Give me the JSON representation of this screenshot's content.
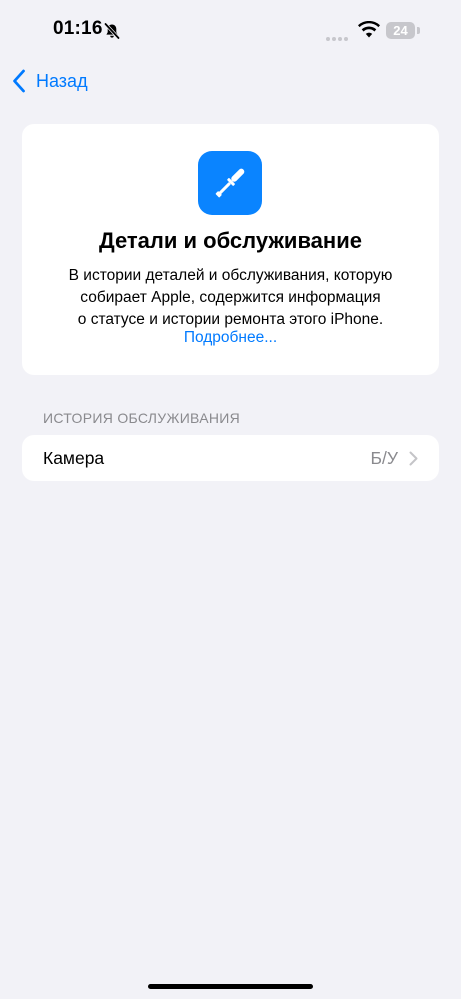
{
  "status_bar": {
    "time": "01:16",
    "battery": "24"
  },
  "nav": {
    "back_label": "Назад"
  },
  "info_card": {
    "title": "Детали и обслуживание",
    "description_lines": [
      "В истории деталей и обслуживания, которую",
      "собирает Apple, содержится информация",
      "о статусе и истории ремонта этого iPhone."
    ],
    "link": "Подробнее...",
    "icon": "screwdriver-icon",
    "accent": "#0a84ff"
  },
  "service_history": {
    "header": "ИСТОРИЯ ОБСЛУЖИВАНИЯ",
    "rows": [
      {
        "label": "Камера",
        "value": "Б/У"
      }
    ]
  }
}
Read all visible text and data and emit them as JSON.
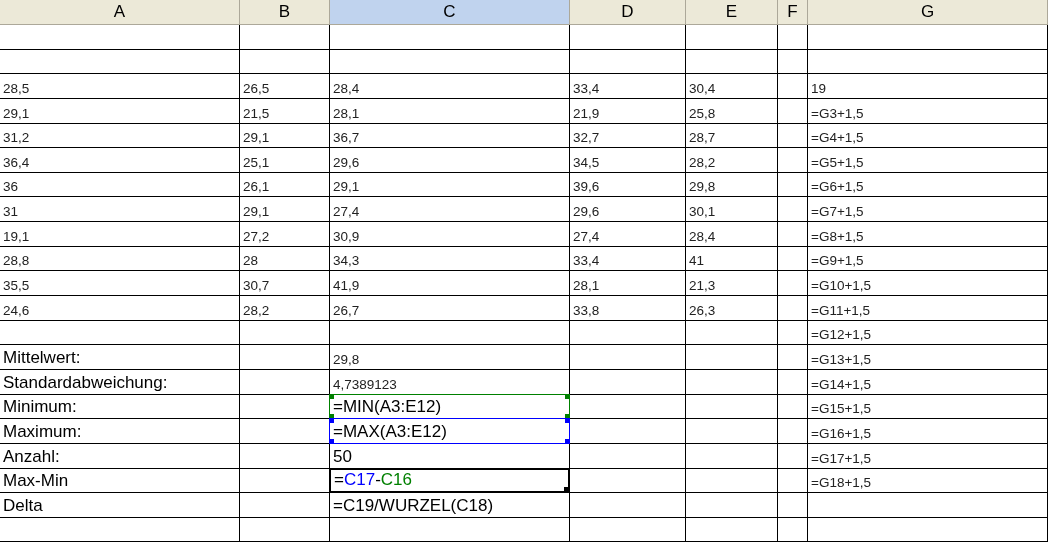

--

**AIM OF THE EXERCISE:**
In this exercise, set down all of the data exactly, without the pictures.

**SOLUTION:**
Give me the JSON representation of this screenshot's content.
{
  "status_bar": {
    "time": "01:16",
    "battery": "24"
  },
  "nav": {
    "back_label": "Назад"
  },
  "info_card": {
    "title": "Детали и обслуживание",
    "description_lines": [
      "В истории деталей и обслуживания, которую",
      "собирает Apple, содержится информация",
      "о статусе и истории ремонта этого iPhone."
    ],
    "link": "Подробнее...",
    "icon": "screwdriver-icon",
    "accent": "#0a84ff"
  },
  "service_history": {
    "header": "ИСТОРИЯ ОБСЛУЖИВАНИЯ",
    "rows": [
      {
        "label": "Камера",
        "value": "Б/У"
      }
    ]
  }
}
Read all visible text and data and emit them as JSON.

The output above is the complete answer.